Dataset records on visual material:
....

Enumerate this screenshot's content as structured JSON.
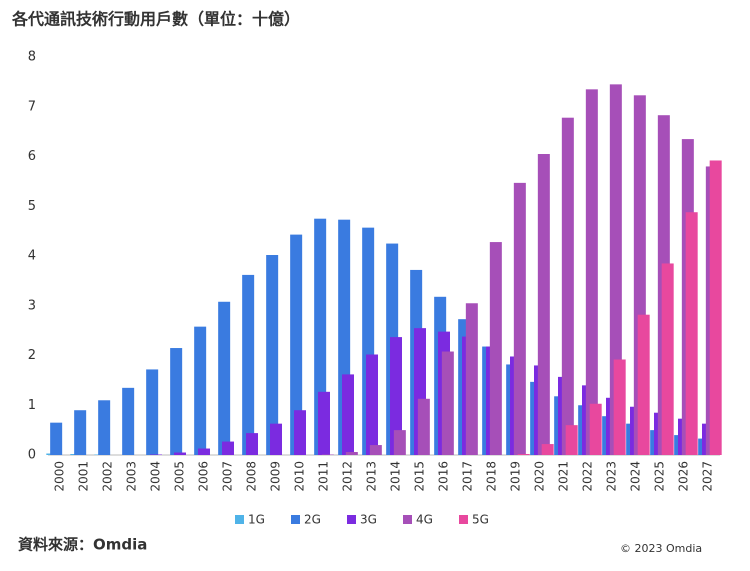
{
  "chart_data": {
    "type": "bar",
    "title": "各代通訊技術行動用戶數（單位：十億）",
    "categories": [
      "2000",
      "2001",
      "2002",
      "2003",
      "2004",
      "2005",
      "2006",
      "2007",
      "2008",
      "2009",
      "2010",
      "2011",
      "2012",
      "2013",
      "2014",
      "2015",
      "2016",
      "2017",
      "2018",
      "2019",
      "2020",
      "2021",
      "2022",
      "2023",
      "2024",
      "2025",
      "2026",
      "2027"
    ],
    "series": [
      {
        "name": "1G",
        "color": "#4fb3e8",
        "values": [
          0.03,
          0.02,
          0.01,
          0,
          0,
          0,
          0,
          0,
          0,
          0,
          0,
          0,
          0,
          0,
          0,
          0,
          0,
          0,
          0,
          0,
          0,
          0,
          0,
          0,
          0,
          0,
          0,
          0
        ]
      },
      {
        "name": "2G",
        "color": "#3a7be0",
        "values": [
          0.65,
          0.9,
          1.1,
          1.35,
          1.72,
          2.15,
          2.58,
          3.08,
          3.62,
          4.02,
          4.43,
          4.75,
          4.73,
          4.57,
          4.25,
          3.72,
          3.18,
          2.73,
          2.18,
          1.82,
          1.47,
          1.18,
          1.0,
          0.78,
          0.63,
          0.5,
          0.4,
          0.33
        ]
      },
      {
        "name": "3G",
        "color": "#7b2be0",
        "values": [
          0,
          0,
          0,
          0,
          0.01,
          0.05,
          0.13,
          0.27,
          0.44,
          0.63,
          0.9,
          1.27,
          1.62,
          2.02,
          2.37,
          2.55,
          2.48,
          2.38,
          2.18,
          1.98,
          1.8,
          1.57,
          1.4,
          1.15,
          0.97,
          0.85,
          0.73,
          0.63
        ]
      },
      {
        "name": "4G",
        "color": "#a64fb8",
        "values": [
          0,
          0,
          0,
          0,
          0,
          0,
          0,
          0,
          0,
          0,
          0,
          0.01,
          0.06,
          0.2,
          0.5,
          1.13,
          2.08,
          3.05,
          4.28,
          5.47,
          6.05,
          6.78,
          7.35,
          7.45,
          7.23,
          6.83,
          6.35,
          5.8
        ]
      },
      {
        "name": "5G",
        "color": "#e8489e",
        "values": [
          0,
          0,
          0,
          0,
          0,
          0,
          0,
          0,
          0,
          0,
          0,
          0,
          0,
          0,
          0,
          0,
          0,
          0,
          0,
          0.02,
          0.22,
          0.6,
          1.03,
          1.92,
          2.82,
          3.85,
          4.88,
          5.92
        ]
      }
    ],
    "ylim": [
      0,
      8
    ],
    "yticks": [
      0,
      1,
      2,
      3,
      4,
      5,
      6,
      7,
      8
    ],
    "grid": false,
    "source": "資料來源：Omdia",
    "copyright": "© 2023 Omdia"
  }
}
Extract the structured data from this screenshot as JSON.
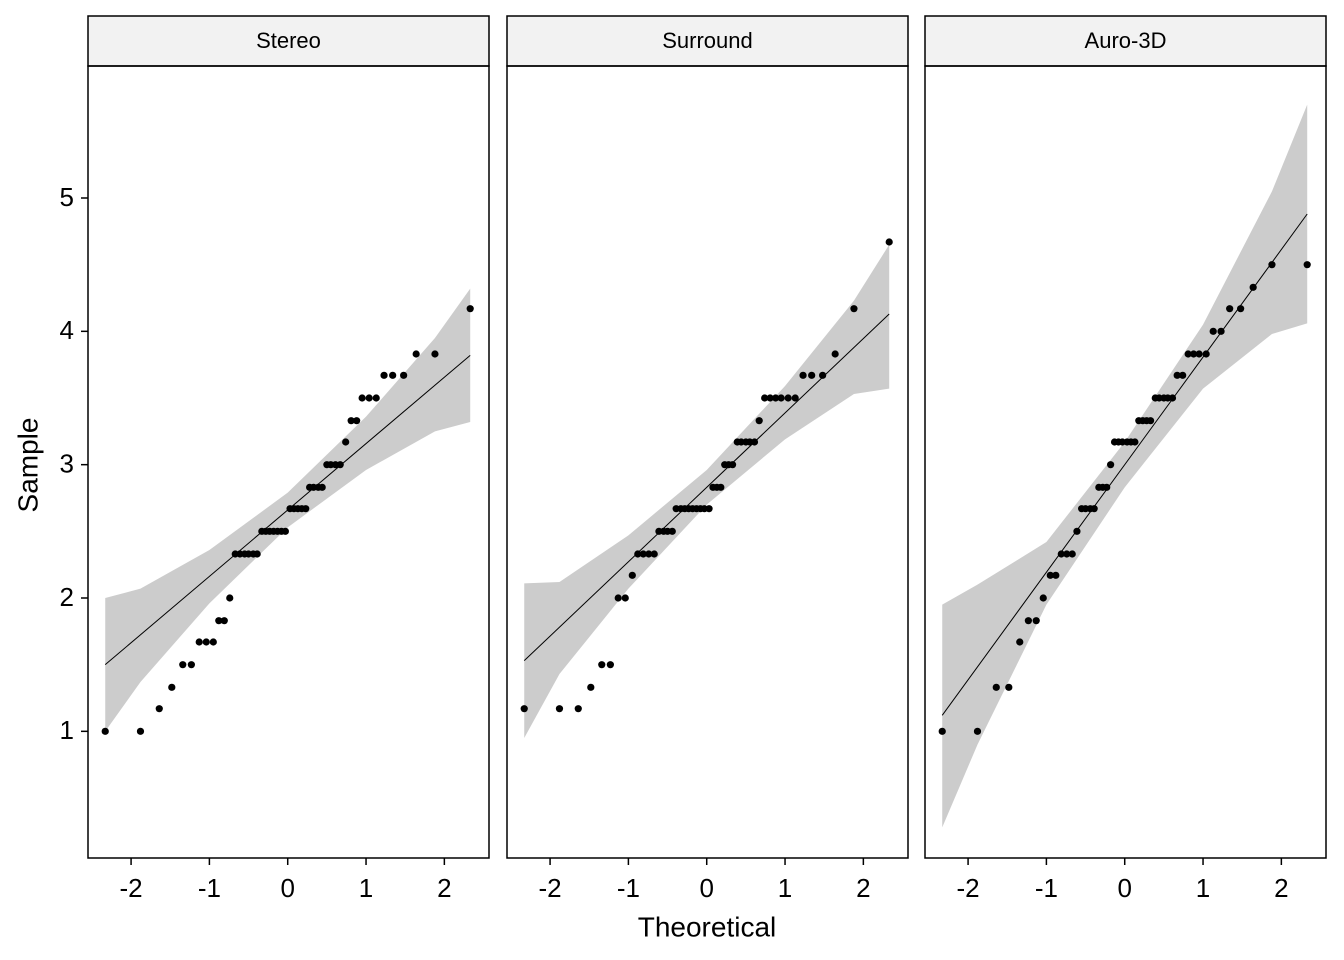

....

Given request:
Go through the listing above and quote it exactly, apart from its images.

Task answer:
Enumerate this screenshot's content as structured JSON.
{
  "chart_data": {
    "type": "bar",
    "title": "各代通訊技術行動用戶數（單位：十億）",
    "categories": [
      "2000",
      "2001",
      "2002",
      "2003",
      "2004",
      "2005",
      "2006",
      "2007",
      "2008",
      "2009",
      "2010",
      "2011",
      "2012",
      "2013",
      "2014",
      "2015",
      "2016",
      "2017",
      "2018",
      "2019",
      "2020",
      "2021",
      "2022",
      "2023",
      "2024",
      "2025",
      "2026",
      "2027"
    ],
    "series": [
      {
        "name": "1G",
        "color": "#4fb3e8",
        "values": [
          0.03,
          0.02,
          0.01,
          0,
          0,
          0,
          0,
          0,
          0,
          0,
          0,
          0,
          0,
          0,
          0,
          0,
          0,
          0,
          0,
          0,
          0,
          0,
          0,
          0,
          0,
          0,
          0,
          0
        ]
      },
      {
        "name": "2G",
        "color": "#3a7be0",
        "values": [
          0.65,
          0.9,
          1.1,
          1.35,
          1.72,
          2.15,
          2.58,
          3.08,
          3.62,
          4.02,
          4.43,
          4.75,
          4.73,
          4.57,
          4.25,
          3.72,
          3.18,
          2.73,
          2.18,
          1.82,
          1.47,
          1.18,
          1.0,
          0.78,
          0.63,
          0.5,
          0.4,
          0.33
        ]
      },
      {
        "name": "3G",
        "color": "#7b2be0",
        "values": [
          0,
          0,
          0,
          0,
          0.01,
          0.05,
          0.13,
          0.27,
          0.44,
          0.63,
          0.9,
          1.27,
          1.62,
          2.02,
          2.37,
          2.55,
          2.48,
          2.38,
          2.18,
          1.98,
          1.8,
          1.57,
          1.4,
          1.15,
          0.97,
          0.85,
          0.73,
          0.63
        ]
      },
      {
        "name": "4G",
        "color": "#a64fb8",
        "values": [
          0,
          0,
          0,
          0,
          0,
          0,
          0,
          0,
          0,
          0,
          0,
          0.01,
          0.06,
          0.2,
          0.5,
          1.13,
          2.08,
          3.05,
          4.28,
          5.47,
          6.05,
          6.78,
          7.35,
          7.45,
          7.23,
          6.83,
          6.35,
          5.8
        ]
      },
      {
        "name": "5G",
        "color": "#e8489e",
        "values": [
          0,
          0,
          0,
          0,
          0,
          0,
          0,
          0,
          0,
          0,
          0,
          0,
          0,
          0,
          0,
          0,
          0,
          0,
          0,
          0.02,
          0.22,
          0.6,
          1.03,
          1.92,
          2.82,
          3.85,
          4.88,
          5.92
        ]
      }
    ],
    "ylim": [
      0,
      8
    ],
    "yticks": [
      0,
      1,
      2,
      3,
      4,
      5,
      6,
      7,
      8
    ],
    "grid": false,
    "source": "資料來源：Omdia",
    "copyright": "© 2023 Omdia"
  }
}
Extract the structured data from this screenshot as JSON.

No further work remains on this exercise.